▶ _PROVIDED MATERIAL_

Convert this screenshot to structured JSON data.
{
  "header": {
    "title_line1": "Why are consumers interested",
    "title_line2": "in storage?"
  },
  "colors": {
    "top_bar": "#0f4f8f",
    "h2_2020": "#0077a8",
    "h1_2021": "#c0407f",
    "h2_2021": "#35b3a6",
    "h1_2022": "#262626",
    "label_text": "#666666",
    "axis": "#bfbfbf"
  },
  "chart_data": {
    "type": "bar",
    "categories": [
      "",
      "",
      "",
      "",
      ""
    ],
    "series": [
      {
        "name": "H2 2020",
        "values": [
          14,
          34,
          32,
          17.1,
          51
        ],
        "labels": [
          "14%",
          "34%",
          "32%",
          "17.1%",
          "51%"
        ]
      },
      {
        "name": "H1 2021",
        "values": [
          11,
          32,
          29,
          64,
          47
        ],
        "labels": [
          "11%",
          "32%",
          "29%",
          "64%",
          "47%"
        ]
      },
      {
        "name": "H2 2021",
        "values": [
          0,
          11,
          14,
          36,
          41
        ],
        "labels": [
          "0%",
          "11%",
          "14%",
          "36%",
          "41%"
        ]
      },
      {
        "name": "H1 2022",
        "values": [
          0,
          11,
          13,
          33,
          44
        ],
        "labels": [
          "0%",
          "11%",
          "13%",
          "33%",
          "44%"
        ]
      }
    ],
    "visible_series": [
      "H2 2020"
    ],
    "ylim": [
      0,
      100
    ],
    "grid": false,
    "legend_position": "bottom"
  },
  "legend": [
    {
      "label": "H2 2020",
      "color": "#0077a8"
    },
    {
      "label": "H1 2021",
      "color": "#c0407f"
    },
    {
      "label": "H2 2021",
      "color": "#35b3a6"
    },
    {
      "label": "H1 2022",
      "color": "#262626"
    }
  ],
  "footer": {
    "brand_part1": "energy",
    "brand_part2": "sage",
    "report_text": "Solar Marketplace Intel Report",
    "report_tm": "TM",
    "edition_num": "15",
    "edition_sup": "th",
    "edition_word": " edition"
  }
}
* * *
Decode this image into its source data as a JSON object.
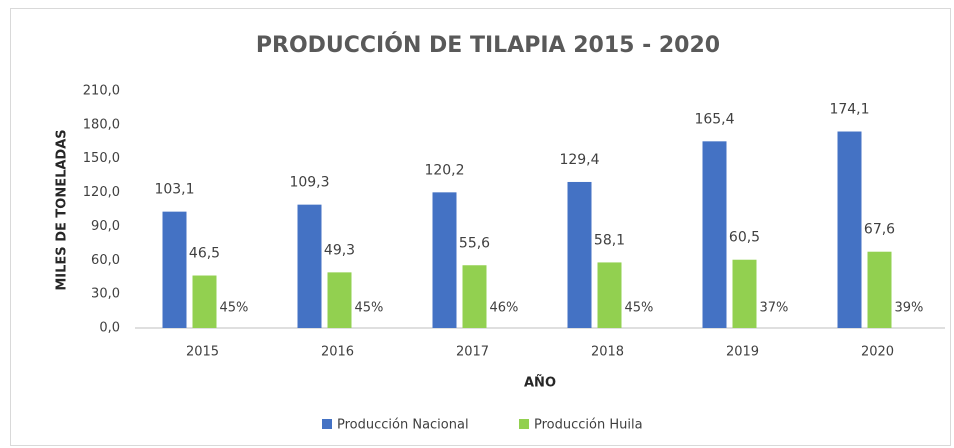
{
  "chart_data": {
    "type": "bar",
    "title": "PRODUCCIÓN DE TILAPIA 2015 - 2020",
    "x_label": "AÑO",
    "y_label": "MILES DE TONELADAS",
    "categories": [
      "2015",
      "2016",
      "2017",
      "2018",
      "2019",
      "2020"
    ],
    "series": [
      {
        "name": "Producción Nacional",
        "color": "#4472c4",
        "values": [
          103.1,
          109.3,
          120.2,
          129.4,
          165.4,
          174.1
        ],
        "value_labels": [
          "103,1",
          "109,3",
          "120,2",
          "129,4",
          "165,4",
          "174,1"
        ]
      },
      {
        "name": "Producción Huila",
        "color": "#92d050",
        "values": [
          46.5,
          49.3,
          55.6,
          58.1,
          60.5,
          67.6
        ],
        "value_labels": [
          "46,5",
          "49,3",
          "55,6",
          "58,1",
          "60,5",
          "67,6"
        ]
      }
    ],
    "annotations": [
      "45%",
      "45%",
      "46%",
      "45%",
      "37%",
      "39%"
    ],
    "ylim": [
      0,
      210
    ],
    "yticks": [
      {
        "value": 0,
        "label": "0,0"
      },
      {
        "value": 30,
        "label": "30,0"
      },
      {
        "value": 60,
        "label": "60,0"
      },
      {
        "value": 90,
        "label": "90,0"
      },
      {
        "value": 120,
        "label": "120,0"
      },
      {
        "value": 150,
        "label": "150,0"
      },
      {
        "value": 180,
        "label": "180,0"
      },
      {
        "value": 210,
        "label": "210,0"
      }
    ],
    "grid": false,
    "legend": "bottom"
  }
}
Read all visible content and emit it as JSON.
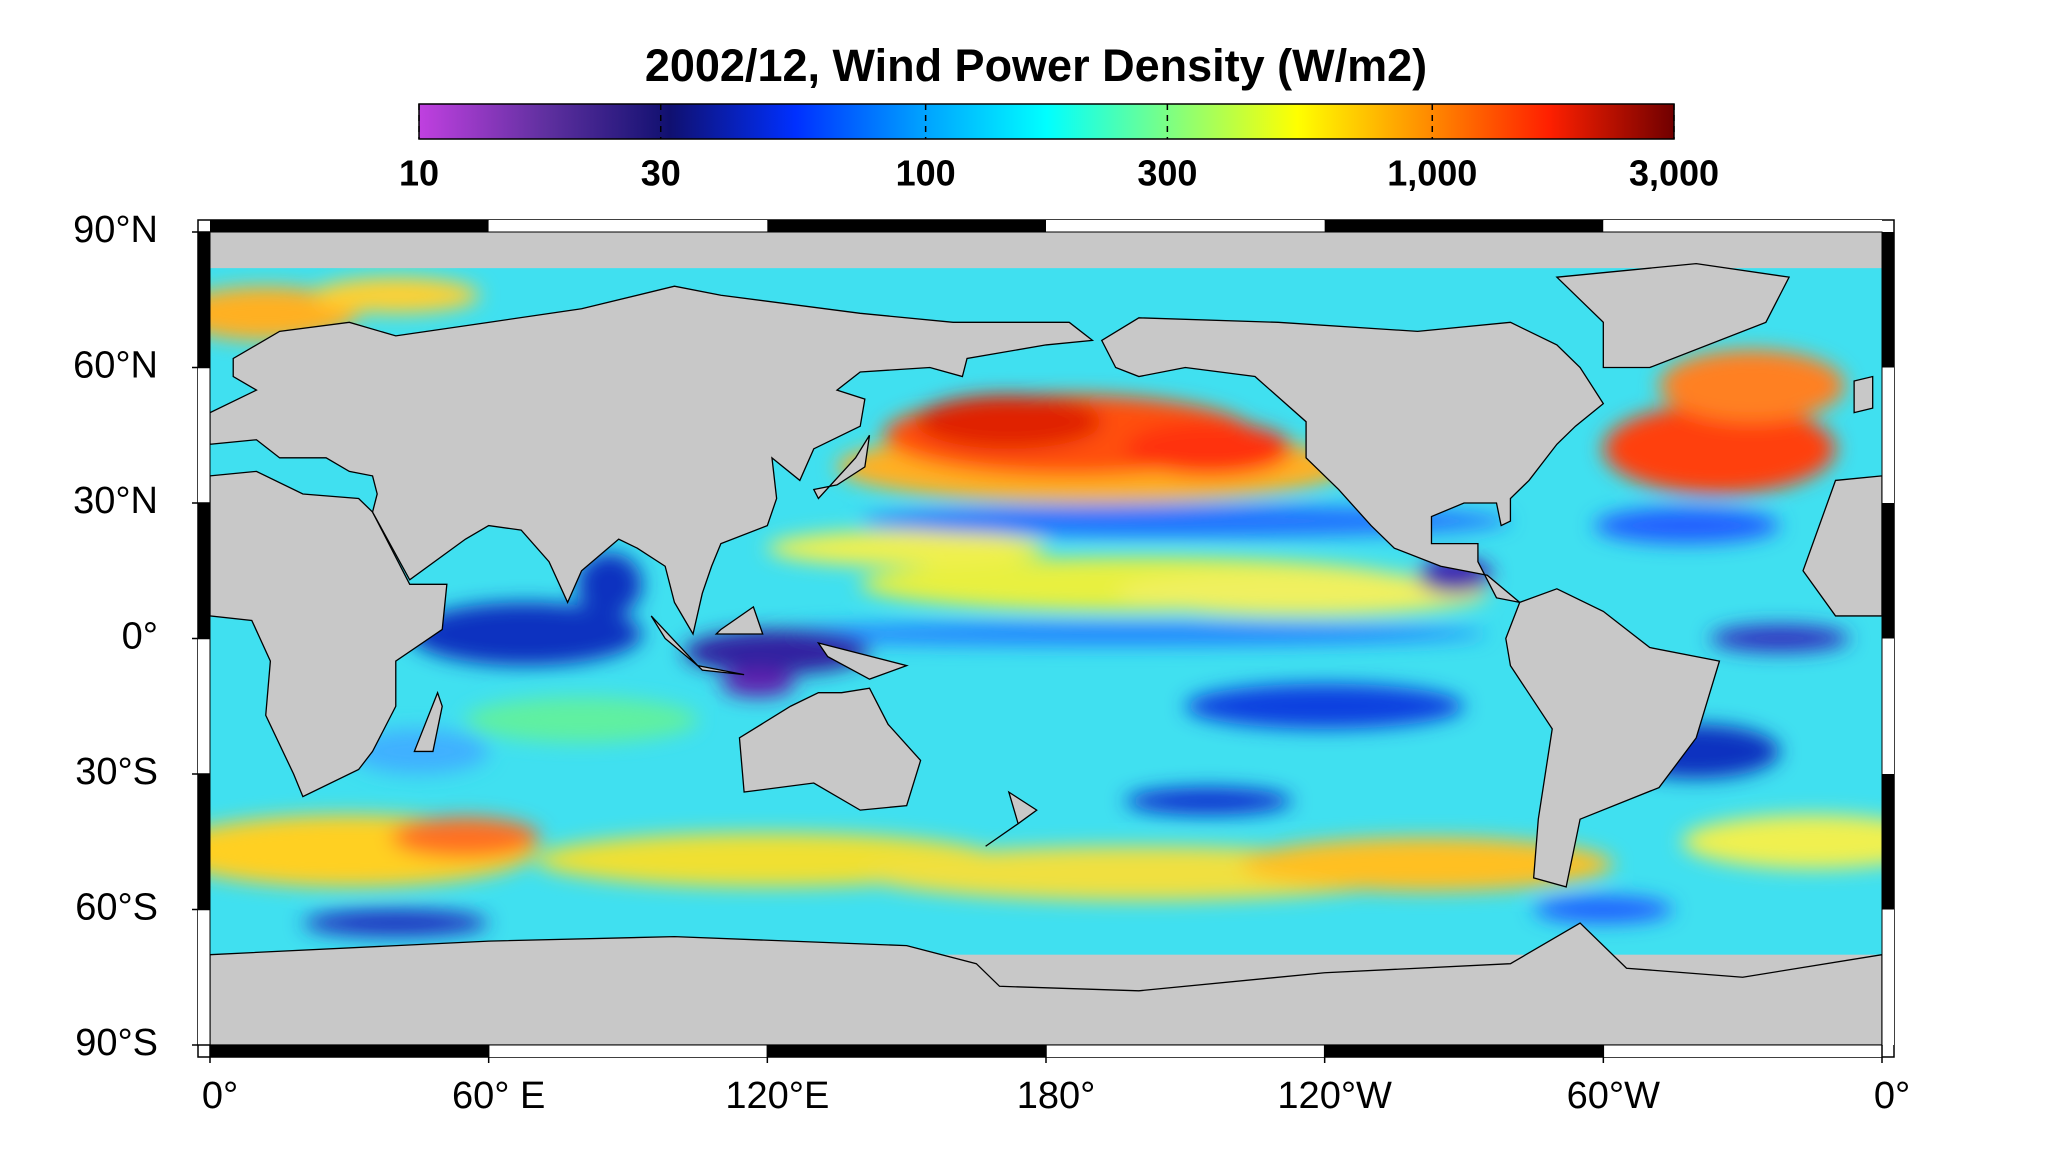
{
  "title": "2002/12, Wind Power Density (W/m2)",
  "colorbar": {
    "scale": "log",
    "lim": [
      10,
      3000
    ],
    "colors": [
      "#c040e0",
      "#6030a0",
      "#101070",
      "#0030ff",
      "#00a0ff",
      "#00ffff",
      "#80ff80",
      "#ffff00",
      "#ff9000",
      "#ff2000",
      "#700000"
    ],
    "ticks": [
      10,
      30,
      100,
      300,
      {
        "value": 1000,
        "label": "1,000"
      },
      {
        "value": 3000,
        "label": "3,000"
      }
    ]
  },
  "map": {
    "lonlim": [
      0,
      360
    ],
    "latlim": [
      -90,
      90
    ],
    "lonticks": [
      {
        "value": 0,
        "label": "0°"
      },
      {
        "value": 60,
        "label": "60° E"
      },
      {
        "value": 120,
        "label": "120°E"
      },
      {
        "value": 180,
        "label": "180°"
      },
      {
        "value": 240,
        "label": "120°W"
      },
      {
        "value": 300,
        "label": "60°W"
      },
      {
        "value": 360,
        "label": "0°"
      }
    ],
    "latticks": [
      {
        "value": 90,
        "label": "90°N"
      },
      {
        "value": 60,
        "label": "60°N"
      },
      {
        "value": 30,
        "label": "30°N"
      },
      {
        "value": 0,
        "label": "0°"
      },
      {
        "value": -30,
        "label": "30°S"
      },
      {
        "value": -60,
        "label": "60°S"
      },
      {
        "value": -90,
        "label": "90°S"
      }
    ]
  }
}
==
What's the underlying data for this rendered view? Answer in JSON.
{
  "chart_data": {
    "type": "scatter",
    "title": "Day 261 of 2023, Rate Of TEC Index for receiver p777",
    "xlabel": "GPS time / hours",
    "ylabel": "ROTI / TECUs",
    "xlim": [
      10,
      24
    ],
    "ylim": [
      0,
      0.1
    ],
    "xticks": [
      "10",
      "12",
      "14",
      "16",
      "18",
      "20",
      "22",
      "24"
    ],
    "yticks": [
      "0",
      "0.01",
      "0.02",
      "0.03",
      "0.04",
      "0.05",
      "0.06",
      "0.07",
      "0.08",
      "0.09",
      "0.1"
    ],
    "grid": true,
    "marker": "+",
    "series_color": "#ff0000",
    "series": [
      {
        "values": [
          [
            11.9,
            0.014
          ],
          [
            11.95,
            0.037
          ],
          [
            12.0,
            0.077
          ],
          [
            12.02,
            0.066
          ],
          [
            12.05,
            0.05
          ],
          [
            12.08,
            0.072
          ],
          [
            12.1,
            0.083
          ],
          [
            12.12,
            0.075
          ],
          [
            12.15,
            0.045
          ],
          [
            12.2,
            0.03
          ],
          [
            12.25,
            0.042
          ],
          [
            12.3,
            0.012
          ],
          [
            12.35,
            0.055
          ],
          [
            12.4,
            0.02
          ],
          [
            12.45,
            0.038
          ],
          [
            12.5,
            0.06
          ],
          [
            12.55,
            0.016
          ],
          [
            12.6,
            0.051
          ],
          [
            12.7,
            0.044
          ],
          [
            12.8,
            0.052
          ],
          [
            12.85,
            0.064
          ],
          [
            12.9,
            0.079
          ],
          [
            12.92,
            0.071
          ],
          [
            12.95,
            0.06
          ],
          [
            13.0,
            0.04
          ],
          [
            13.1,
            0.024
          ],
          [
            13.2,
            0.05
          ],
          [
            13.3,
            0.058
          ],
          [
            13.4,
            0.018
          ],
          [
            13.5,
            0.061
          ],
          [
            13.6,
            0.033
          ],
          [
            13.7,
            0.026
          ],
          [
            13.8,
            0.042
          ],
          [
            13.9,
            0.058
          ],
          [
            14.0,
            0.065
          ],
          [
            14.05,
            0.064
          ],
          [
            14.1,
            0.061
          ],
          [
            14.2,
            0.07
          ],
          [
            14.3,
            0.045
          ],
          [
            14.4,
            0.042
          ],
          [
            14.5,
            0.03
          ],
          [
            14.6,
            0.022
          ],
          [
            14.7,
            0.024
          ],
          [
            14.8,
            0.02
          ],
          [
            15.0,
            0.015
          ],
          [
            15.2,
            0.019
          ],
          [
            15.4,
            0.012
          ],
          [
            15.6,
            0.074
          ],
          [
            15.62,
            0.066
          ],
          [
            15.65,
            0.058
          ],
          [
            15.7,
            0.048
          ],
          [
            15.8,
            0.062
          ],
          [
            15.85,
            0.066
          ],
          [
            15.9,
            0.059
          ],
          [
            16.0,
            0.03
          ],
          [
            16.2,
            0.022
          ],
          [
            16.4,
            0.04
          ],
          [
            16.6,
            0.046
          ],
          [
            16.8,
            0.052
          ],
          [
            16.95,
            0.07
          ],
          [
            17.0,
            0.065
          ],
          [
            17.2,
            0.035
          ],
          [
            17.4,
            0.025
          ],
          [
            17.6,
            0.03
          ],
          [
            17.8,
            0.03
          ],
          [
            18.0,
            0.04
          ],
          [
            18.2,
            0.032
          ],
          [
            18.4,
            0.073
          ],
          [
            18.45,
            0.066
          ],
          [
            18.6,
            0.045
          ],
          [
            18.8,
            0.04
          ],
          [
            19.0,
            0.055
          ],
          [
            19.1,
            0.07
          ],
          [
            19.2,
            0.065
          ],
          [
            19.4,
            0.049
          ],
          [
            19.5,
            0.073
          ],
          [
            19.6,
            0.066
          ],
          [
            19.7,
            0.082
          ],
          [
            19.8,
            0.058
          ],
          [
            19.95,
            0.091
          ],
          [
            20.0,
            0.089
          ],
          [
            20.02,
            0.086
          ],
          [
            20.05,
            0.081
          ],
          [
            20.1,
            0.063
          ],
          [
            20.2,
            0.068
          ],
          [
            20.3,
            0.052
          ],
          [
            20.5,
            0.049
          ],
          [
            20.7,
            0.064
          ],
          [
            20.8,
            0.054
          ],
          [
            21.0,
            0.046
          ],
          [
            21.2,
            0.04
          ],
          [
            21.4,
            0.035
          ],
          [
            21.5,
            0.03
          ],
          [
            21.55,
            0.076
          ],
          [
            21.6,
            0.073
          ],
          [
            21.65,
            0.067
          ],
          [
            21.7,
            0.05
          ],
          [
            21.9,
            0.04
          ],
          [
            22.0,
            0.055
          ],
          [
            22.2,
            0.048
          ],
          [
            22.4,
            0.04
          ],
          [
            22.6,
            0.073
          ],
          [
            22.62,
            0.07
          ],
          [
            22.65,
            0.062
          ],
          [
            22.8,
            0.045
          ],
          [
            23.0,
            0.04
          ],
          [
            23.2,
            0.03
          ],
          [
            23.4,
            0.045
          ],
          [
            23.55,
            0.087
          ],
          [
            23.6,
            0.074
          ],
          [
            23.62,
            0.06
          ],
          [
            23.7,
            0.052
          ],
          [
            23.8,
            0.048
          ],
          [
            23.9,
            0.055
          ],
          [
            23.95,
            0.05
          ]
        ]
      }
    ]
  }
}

▶ _GIVEN EXERCISE_
From the records above, copy every line that holds the word "name".

▶ _RESULT FOR THIS EXERCISE_
        "name": "H2 2020",
        "name": "H1 2021",
        "name": "H2 2021",
        "name": "H1 2022",
        "name": "Producción Nacional",
        "name": "Producción Huila",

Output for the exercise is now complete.